------ DATA TO USE

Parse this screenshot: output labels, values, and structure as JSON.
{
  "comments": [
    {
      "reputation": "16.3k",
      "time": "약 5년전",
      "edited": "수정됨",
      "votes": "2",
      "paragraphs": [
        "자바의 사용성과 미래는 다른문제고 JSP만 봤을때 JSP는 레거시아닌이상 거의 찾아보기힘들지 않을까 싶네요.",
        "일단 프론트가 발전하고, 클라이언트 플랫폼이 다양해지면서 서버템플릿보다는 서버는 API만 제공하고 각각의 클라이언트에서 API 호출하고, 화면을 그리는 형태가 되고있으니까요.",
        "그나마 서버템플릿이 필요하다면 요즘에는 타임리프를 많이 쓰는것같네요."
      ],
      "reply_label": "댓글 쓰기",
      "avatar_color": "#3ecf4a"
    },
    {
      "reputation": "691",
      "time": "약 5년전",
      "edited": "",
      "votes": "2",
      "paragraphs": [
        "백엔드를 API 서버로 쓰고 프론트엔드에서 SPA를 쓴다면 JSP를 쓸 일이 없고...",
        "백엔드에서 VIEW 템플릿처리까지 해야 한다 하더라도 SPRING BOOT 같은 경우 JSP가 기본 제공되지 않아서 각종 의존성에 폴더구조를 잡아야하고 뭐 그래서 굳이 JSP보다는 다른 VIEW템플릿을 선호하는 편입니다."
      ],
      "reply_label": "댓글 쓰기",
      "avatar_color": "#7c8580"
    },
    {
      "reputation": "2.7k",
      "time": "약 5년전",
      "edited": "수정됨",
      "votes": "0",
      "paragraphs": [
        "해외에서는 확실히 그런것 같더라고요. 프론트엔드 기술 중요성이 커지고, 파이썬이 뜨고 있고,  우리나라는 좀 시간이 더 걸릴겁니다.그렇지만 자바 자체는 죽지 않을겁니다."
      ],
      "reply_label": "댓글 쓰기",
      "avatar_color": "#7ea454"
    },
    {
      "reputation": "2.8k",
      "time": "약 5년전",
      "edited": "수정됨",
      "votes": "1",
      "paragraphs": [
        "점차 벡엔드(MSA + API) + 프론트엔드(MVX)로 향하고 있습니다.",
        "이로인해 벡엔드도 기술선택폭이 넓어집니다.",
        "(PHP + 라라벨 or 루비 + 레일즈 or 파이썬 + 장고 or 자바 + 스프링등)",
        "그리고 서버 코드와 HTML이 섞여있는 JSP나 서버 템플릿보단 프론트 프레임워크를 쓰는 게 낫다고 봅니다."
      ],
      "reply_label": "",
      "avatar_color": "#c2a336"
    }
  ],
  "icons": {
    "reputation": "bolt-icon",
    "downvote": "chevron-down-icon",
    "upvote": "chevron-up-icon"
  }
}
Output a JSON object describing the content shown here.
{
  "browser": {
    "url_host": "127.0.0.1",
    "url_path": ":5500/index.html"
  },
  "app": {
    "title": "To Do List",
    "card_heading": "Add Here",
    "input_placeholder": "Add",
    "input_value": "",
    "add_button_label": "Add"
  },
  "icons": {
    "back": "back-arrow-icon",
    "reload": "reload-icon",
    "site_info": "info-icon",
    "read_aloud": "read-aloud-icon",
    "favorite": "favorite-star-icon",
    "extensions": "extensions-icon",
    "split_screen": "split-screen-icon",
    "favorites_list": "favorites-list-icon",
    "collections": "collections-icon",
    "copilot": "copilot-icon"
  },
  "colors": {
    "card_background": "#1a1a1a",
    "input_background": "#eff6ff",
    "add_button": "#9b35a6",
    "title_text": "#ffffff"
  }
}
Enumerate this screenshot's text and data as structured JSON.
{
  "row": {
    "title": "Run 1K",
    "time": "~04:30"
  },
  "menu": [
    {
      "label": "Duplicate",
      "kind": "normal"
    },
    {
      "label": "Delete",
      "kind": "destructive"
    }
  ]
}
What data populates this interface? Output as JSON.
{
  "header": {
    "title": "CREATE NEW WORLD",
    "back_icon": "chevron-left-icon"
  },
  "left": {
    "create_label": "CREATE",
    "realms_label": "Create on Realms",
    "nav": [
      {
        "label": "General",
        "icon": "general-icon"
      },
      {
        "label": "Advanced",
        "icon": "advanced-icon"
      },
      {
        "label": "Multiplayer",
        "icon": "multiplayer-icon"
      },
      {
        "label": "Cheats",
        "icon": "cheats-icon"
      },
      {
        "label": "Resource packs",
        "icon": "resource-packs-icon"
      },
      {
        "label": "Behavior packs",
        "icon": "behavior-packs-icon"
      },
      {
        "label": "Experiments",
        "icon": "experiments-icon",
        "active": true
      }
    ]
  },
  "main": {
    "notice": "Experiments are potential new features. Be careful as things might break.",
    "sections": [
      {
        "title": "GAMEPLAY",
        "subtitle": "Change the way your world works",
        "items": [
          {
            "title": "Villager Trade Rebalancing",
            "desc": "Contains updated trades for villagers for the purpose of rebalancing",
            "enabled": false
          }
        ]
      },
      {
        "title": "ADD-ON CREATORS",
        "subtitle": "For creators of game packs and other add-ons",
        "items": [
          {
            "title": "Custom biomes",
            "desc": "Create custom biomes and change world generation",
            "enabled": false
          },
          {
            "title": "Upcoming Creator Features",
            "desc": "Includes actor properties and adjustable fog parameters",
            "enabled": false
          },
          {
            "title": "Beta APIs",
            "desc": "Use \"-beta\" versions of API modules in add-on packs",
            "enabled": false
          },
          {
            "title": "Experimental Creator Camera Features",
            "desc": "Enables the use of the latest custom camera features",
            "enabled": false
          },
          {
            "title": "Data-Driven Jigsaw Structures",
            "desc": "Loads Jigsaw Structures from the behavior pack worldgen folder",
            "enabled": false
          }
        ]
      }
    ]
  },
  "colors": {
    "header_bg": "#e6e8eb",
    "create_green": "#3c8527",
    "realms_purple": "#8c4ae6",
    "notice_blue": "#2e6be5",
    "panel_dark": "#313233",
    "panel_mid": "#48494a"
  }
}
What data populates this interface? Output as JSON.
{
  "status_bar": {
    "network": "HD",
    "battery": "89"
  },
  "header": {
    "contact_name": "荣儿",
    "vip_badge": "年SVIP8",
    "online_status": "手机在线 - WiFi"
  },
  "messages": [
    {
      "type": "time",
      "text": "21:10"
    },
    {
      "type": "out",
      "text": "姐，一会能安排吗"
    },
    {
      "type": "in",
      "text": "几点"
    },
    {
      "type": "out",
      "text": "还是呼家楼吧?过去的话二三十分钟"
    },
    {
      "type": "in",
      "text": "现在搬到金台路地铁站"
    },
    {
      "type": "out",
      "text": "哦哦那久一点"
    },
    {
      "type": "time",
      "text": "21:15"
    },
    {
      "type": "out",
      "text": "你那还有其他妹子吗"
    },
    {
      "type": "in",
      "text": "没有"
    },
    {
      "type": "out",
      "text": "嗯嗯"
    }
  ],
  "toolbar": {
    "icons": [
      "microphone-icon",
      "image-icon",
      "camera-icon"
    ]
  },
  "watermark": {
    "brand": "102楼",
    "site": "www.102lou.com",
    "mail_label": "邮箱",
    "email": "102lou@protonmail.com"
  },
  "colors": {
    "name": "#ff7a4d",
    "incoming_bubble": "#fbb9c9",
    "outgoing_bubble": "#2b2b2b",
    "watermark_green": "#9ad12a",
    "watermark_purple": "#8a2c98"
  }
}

------------

-- WHAT TO PRODUCE --
Could you transcribe the records in full, exactly?

-- FULL RESPONSE --
Parse this screenshot: output labels, values, and structure as JSON.
{
  "comments": [
    {
      "reputation": "16.3k",
      "time": "약 5년전",
      "edited": "수정됨",
      "votes": "2",
      "paragraphs": [
        "자바의 사용성과 미래는 다른문제고 JSP만 봤을때 JSP는 레거시아닌이상 거의 찾아보기힘들지 않을까 싶네요.",
        "일단 프론트가 발전하고, 클라이언트 플랫폼이 다양해지면서 서버템플릿보다는 서버는 API만 제공하고 각각의 클라이언트에서 API 호출하고, 화면을 그리는 형태가 되고있으니까요.",
        "그나마 서버템플릿이 필요하다면 요즘에는 타임리프를 많이 쓰는것같네요."
      ],
      "reply_label": "댓글 쓰기",
      "avatar_color": "#3ecf4a"
    },
    {
      "reputation": "691",
      "time": "약 5년전",
      "edited": "",
      "votes": "2",
      "paragraphs": [
        "백엔드를 API 서버로 쓰고 프론트엔드에서 SPA를 쓴다면 JSP를 쓸 일이 없고...",
        "백엔드에서 VIEW 템플릿처리까지 해야 한다 하더라도 SPRING BOOT 같은 경우 JSP가 기본 제공되지 않아서 각종 의존성에 폴더구조를 잡아야하고 뭐 그래서 굳이 JSP보다는 다른 VIEW템플릿을 선호하는 편입니다."
      ],
      "reply_label": "댓글 쓰기",
      "avatar_color": "#7c8580"
    },
    {
      "reputation": "2.7k",
      "time": "약 5년전",
      "edited": "수정됨",
      "votes": "0",
      "paragraphs": [
        "해외에서는 확실히 그런것 같더라고요. 프론트엔드 기술 중요성이 커지고, 파이썬이 뜨고 있고,  우리나라는 좀 시간이 더 걸릴겁니다.그렇지만 자바 자체는 죽지 않을겁니다."
      ],
      "reply_label": "댓글 쓰기",
      "avatar_color": "#7ea454"
    },
    {
      "reputation": "2.8k",
      "time": "약 5년전",
      "edited": "수정됨",
      "votes": "1",
      "paragraphs": [
        "점차 벡엔드(MSA + API) + 프론트엔드(MVX)로 향하고 있습니다.",
        "이로인해 벡엔드도 기술선택폭이 넓어집니다.",
        "(PHP + 라라벨 or 루비 + 레일즈 or 파이썬 + 장고 or 자바 + 스프링등)",
        "그리고 서버 코드와 HTML이 섞여있는 JSP나 서버 템플릿보단 프론트 프레임워크를 쓰는 게 낫다고 봅니다."
      ],
      "reply_label": "",
      "avatar_color": "#c2a336"
    }
  ],
  "icons": {
    "reputation": "bolt-icon",
    "downvote": "chevron-down-icon",
    "upvote": "chevron-up-icon"
  }
}
Output a JSON object describing the content shown here.
{
  "browser": {
    "url_host": "127.0.0.1",
    "url_path": ":5500/index.html"
  },
  "app": {
    "title": "To Do List",
    "card_heading": "Add Here",
    "input_placeholder": "Add",
    "input_value": "",
    "add_button_label": "Add"
  },
  "icons": {
    "back": "back-arrow-icon",
    "reload": "reload-icon",
    "site_info": "info-icon",
    "read_aloud": "read-aloud-icon",
    "favorite": "favorite-star-icon",
    "extensions": "extensions-icon",
    "split_screen": "split-screen-icon",
    "favorites_list": "favorites-list-icon",
    "collections": "collections-icon",
    "copilot": "copilot-icon"
  },
  "colors": {
    "card_background": "#1a1a1a",
    "input_background": "#eff6ff",
    "add_button": "#9b35a6",
    "title_text": "#ffffff"
  }
}
Enumerate this screenshot's text and data as structured JSON.
{
  "row": {
    "title": "Run 1K",
    "time": "~04:30"
  },
  "menu": [
    {
      "label": "Duplicate",
      "kind": "normal"
    },
    {
      "label": "Delete",
      "kind": "destructive"
    }
  ]
}
What data populates this interface? Output as JSON.
{
  "header": {
    "title": "CREATE NEW WORLD",
    "back_icon": "chevron-left-icon"
  },
  "left": {
    "create_label": "CREATE",
    "realms_label": "Create on Realms",
    "nav": [
      {
        "label": "General",
        "icon": "general-icon"
      },
      {
        "label": "Advanced",
        "icon": "advanced-icon"
      },
      {
        "label": "Multiplayer",
        "icon": "multiplayer-icon"
      },
      {
        "label": "Cheats",
        "icon": "cheats-icon"
      },
      {
        "label": "Resource packs",
        "icon": "resource-packs-icon"
      },
      {
        "label": "Behavior packs",
        "icon": "behavior-packs-icon"
      },
      {
        "label": "Experiments",
        "icon": "experiments-icon",
        "active": true
      }
    ]
  },
  "main": {
    "notice": "Experiments are potential new features. Be careful as things might break.",
    "sections": [
      {
        "title": "GAMEPLAY",
        "subtitle": "Change the way your world works",
        "items": [
          {
            "title": "Villager Trade Rebalancing",
            "desc": "Contains updated trades for villagers for the purpose of rebalancing",
            "enabled": false
          }
        ]
      },
      {
        "title": "ADD-ON CREATORS",
        "subtitle": "For creators of game packs and other add-ons",
        "items": [
          {
            "title": "Custom biomes",
            "desc": "Create custom biomes and change world generation",
            "enabled": false
          },
          {
            "title": "Upcoming Creator Features",
            "desc": "Includes actor properties and adjustable fog parameters",
            "enabled": false
          },
          {
            "title": "Beta APIs",
            "desc": "Use \"-beta\" versions of API modules in add-on packs",
            "enabled": false
          },
          {
            "title": "Experimental Creator Camera Features",
            "desc": "Enables the use of the latest custom camera features",
            "enabled": false
          },
          {
            "title": "Data-Driven Jigsaw Structures",
            "desc": "Loads Jigsaw Structures from the behavior pack worldgen folder",
            "enabled": false
          }
        ]
      }
    ]
  },
  "colors": {
    "header_bg": "#e6e8eb",
    "create_green": "#3c8527",
    "realms_purple": "#8c4ae6",
    "notice_blue": "#2e6be5",
    "panel_dark": "#313233",
    "panel_mid": "#48494a"
  }
}
What data populates this interface? Output as JSON.
{
  "status_bar": {
    "network": "HD",
    "battery": "89"
  },
  "header": {
    "contact_name": "荣儿",
    "vip_badge": "年SVIP8",
    "online_status": "手机在线 - WiFi"
  },
  "messages": [
    {
      "type": "time",
      "text": "21:10"
    },
    {
      "type": "out",
      "text": "姐，一会能安排吗"
    },
    {
      "type": "in",
      "text": "几点"
    },
    {
      "type": "out",
      "text": "还是呼家楼吧?过去的话二三十分钟"
    },
    {
      "type": "in",
      "text": "现在搬到金台路地铁站"
    },
    {
      "type": "out",
      "text": "哦哦那久一点"
    },
    {
      "type": "time",
      "text": "21:15"
    },
    {
      "type": "out",
      "text": "你那还有其他妹子吗"
    },
    {
      "type": "in",
      "text": "没有"
    },
    {
      "type": "out",
      "text": "嗯嗯"
    }
  ],
  "toolbar": {
    "icons": [
      "microphone-icon",
      "image-icon",
      "camera-icon"
    ]
  },
  "watermark": {
    "brand": "102楼",
    "site": "www.102lou.com",
    "mail_label": "邮箱",
    "email": "102lou@protonmail.com"
  },
  "colors": {
    "name": "#ff7a4d",
    "incoming_bubble": "#fbb9c9",
    "outgoing_bubble": "#2b2b2b",
    "watermark_green": "#9ad12a",
    "watermark_purple": "#8a2c98"
  }
}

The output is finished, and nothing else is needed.